- YOUR TASK
Return the entries verbatim and drop every picture.

- GIVEN INFORMATION

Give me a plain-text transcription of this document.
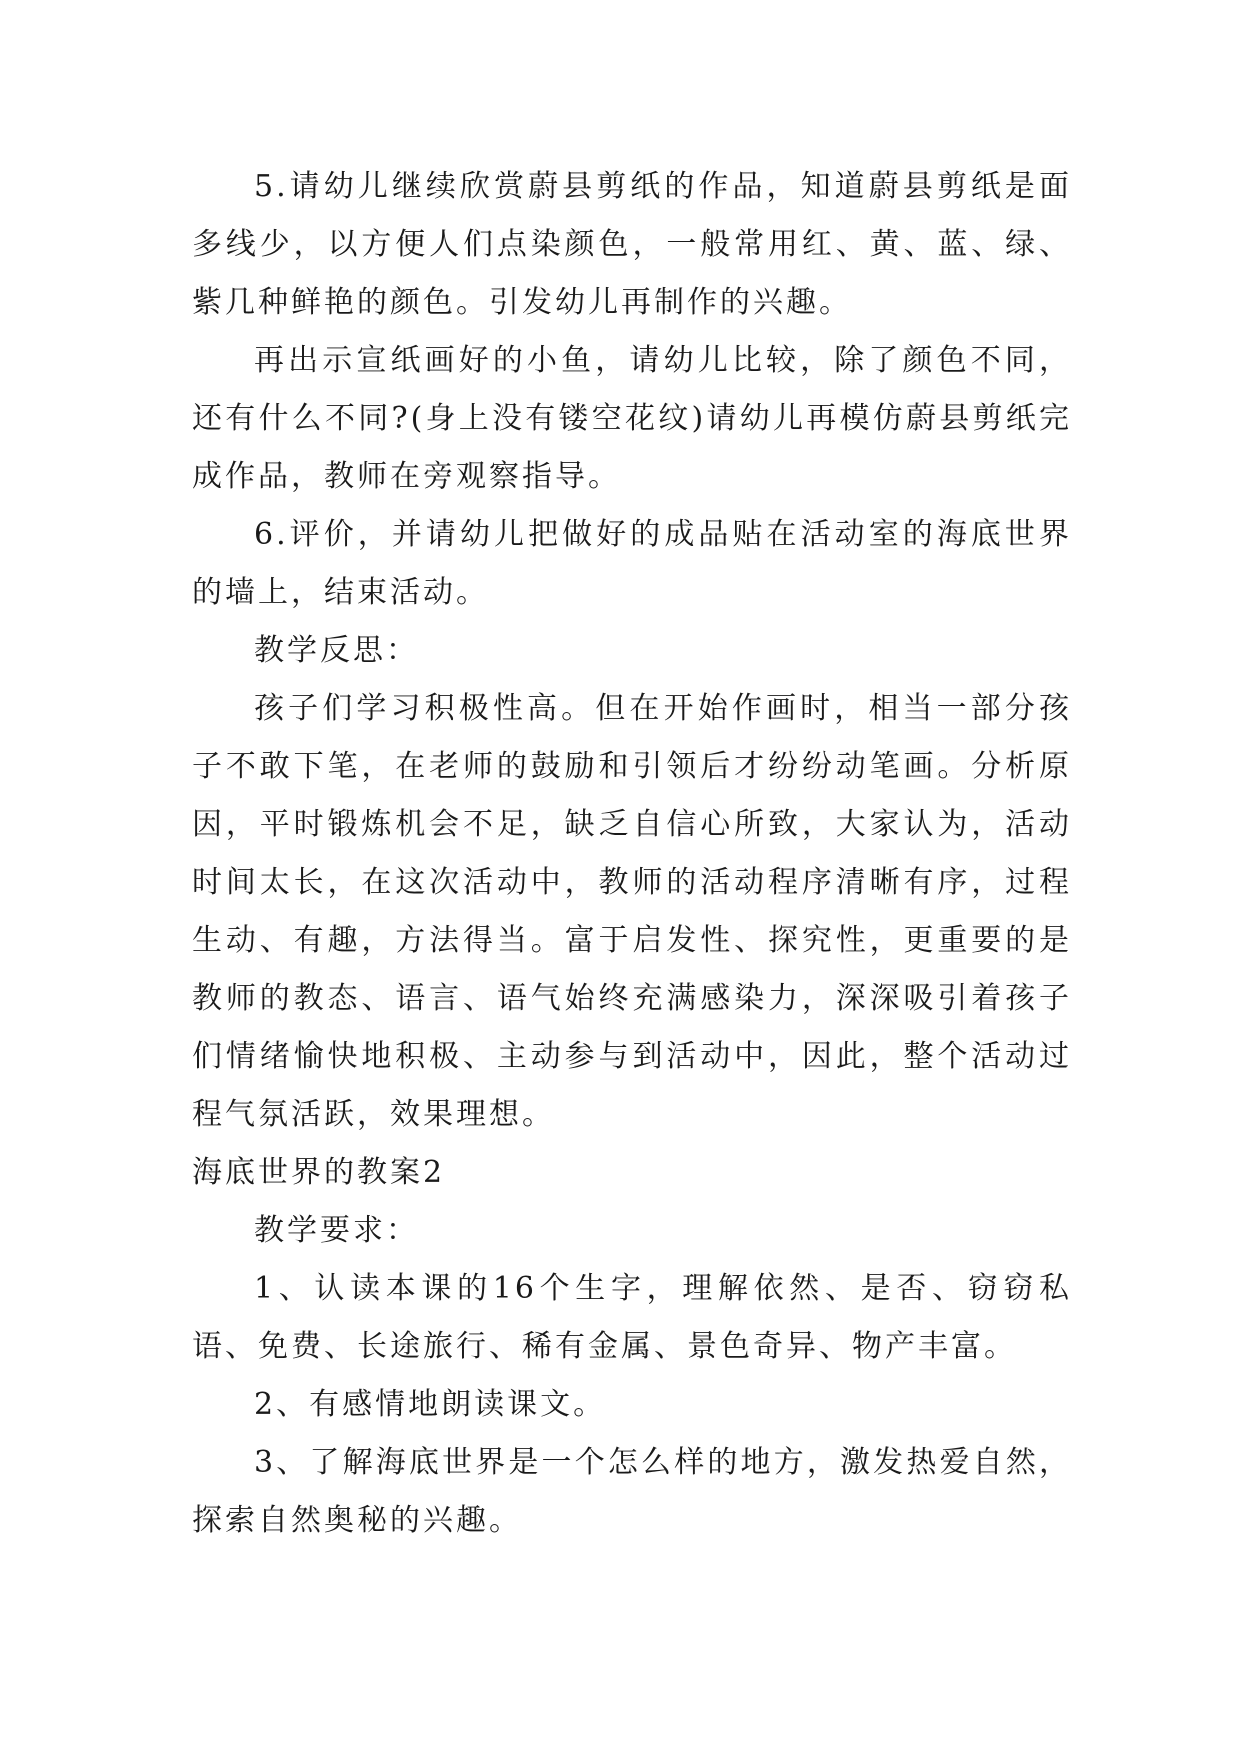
5.请幼儿继续欣赏蔚县剪纸的作品，知道蔚县剪纸是面多线少，以方便人们点染颜色，一般常用红、黄、蓝、绿、紫几种鲜艳的颜色。引发幼儿再制作的兴趣。

再出示宣纸画好的小鱼，请幼儿比较，除了颜色不同，还有什么不同?(身上没有镂空花纹)请幼儿再模仿蔚县剪纸完成作品，教师在旁观察指导。

6.评价，并请幼儿把做好的成品贴在活动室的海底世界的墙上，结束活动。

教学反思：

孩子们学习积极性高。但在开始作画时，相当一部分孩子不敢下笔，在老师的鼓励和引领后才纷纷动笔画。分析原因，平时锻炼机会不足，缺乏自信心所致，大家认为，活动时间太长，在这次活动中，教师的活动程序清晰有序，过程生动、有趣，方法得当。富于启发性、探究性，更重要的是教师的教态、语言、语气始终充满感染力，深深吸引着孩子们情绪愉快地积极、主动参与到活动中，因此，整个活动过程气氛活跃，效果理想。

海底世界的教案2

教学要求：

1、认读本课的16个生字，理解依然、是否、窃窃私语、免费、长途旅行、稀有金属、景色奇异、物产丰富。

2、有感情地朗读课文。

3、了解海底世界是一个怎么样的地方，激发热爱自然，探索自然奥秘的兴趣。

- RESPONSE
Give me a plain-text transcription of this document.
5.请幼儿继续欣赏蔚县剪纸的作品，知道蔚县剪纸是面多线少，以方便人们点染颜色，一般常用红、黄、蓝、绿、紫几种鲜艳的颜色。引发幼儿再制作的兴趣。

再出示宣纸画好的小鱼，请幼儿比较，除了颜色不同，还有什么不同?(身上没有镂空花纹)请幼儿再模仿蔚县剪纸完成作品，教师在旁观察指导。

6.评价，并请幼儿把做好的成品贴在活动室的海底世界的墙上，结束活动。

教学反思：

孩子们学习积极性高。但在开始作画时，相当一部分孩子不敢下笔，在老师的鼓励和引领后才纷纷动笔画。分析原因，平时锻炼机会不足，缺乏自信心所致，大家认为，活动时间太长，在这次活动中，教师的活动程序清晰有序，过程生动、有趣，方法得当。富于启发性、探究性，更重要的是教师的教态、语言、语气始终充满感染力，深深吸引着孩子们情绪愉快地积极、主动参与到活动中，因此，整个活动过程气氛活跃，效果理想。

海底世界的教案2

教学要求：

1、认读本课的16个生字，理解依然、是否、窃窃私语、免费、长途旅行、稀有金属、景色奇异、物产丰富。

2、有感情地朗读课文。

3、了解海底世界是一个怎么样的地方，激发热爱自然，探索自然奥秘的兴趣。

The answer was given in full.